## Set exercise
Return all lines where the word "color" can be found.

## Material supplied
____________________
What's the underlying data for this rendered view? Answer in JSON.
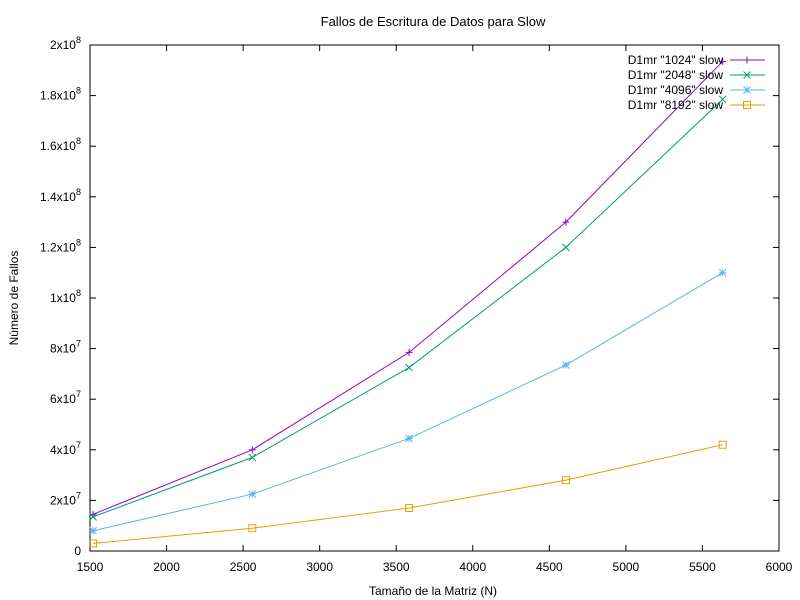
{
  "chart_data": {
    "type": "line",
    "title": "Fallos de Escritura de Datos para Slow",
    "xlabel": "Tamaño de la Matriz (N)",
    "ylabel": "Número de Fallos",
    "xlim": [
      1500,
      6000
    ],
    "ylim": [
      0,
      200000000
    ],
    "x_ticks": [
      1500,
      2000,
      2500,
      3000,
      3500,
      4000,
      4500,
      5000,
      5500,
      6000
    ],
    "y_ticks": [
      {
        "value": 0,
        "mantissa": "0",
        "exp": ""
      },
      {
        "value": 20000000,
        "mantissa": "2x10",
        "exp": "7"
      },
      {
        "value": 40000000,
        "mantissa": "4x10",
        "exp": "7"
      },
      {
        "value": 60000000,
        "mantissa": "6x10",
        "exp": "7"
      },
      {
        "value": 80000000,
        "mantissa": "8x10",
        "exp": "7"
      },
      {
        "value": 100000000,
        "mantissa": "1x10",
        "exp": "8"
      },
      {
        "value": 120000000,
        "mantissa": "1.2x10",
        "exp": "8"
      },
      {
        "value": 140000000,
        "mantissa": "1.4x10",
        "exp": "8"
      },
      {
        "value": 160000000,
        "mantissa": "1.6x10",
        "exp": "8"
      },
      {
        "value": 180000000,
        "mantissa": "1.8x10",
        "exp": "8"
      },
      {
        "value": 200000000,
        "mantissa": "2x10",
        "exp": "8"
      }
    ],
    "legend_position": "top-right",
    "grid": false,
    "series": [
      {
        "name": "D1mr \"1024\" slow",
        "color": "#9400d3",
        "marker": "plus",
        "x": [
          1520,
          2560,
          3584,
          4608,
          5632
        ],
        "y": [
          14500000,
          40000000,
          78500000,
          130000000,
          193500000
        ]
      },
      {
        "name": "D1mr \"2048\" slow",
        "color": "#009e73",
        "marker": "cross",
        "x": [
          1520,
          2560,
          3584,
          4608,
          5632
        ],
        "y": [
          13500000,
          37000000,
          72500000,
          120000000,
          178500000
        ]
      },
      {
        "name": "D1mr \"4096\" slow",
        "color": "#56b4e9",
        "marker": "star",
        "x": [
          1520,
          2560,
          3584,
          4608,
          5632
        ],
        "y": [
          8000000,
          22500000,
          44500000,
          73500000,
          110000000
        ]
      },
      {
        "name": "D1mr \"8192\" slow",
        "color": "#e69f00",
        "marker": "square",
        "x": [
          1520,
          2560,
          3584,
          4608,
          5632
        ],
        "y": [
          3000000,
          9000000,
          17000000,
          28000000,
          42000000
        ]
      }
    ]
  }
}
____________________
## Problem solution
        "color": "#9400d3",
        "color": "#009e73",
        "color": "#56b4e9",
        "color": "#e69f00",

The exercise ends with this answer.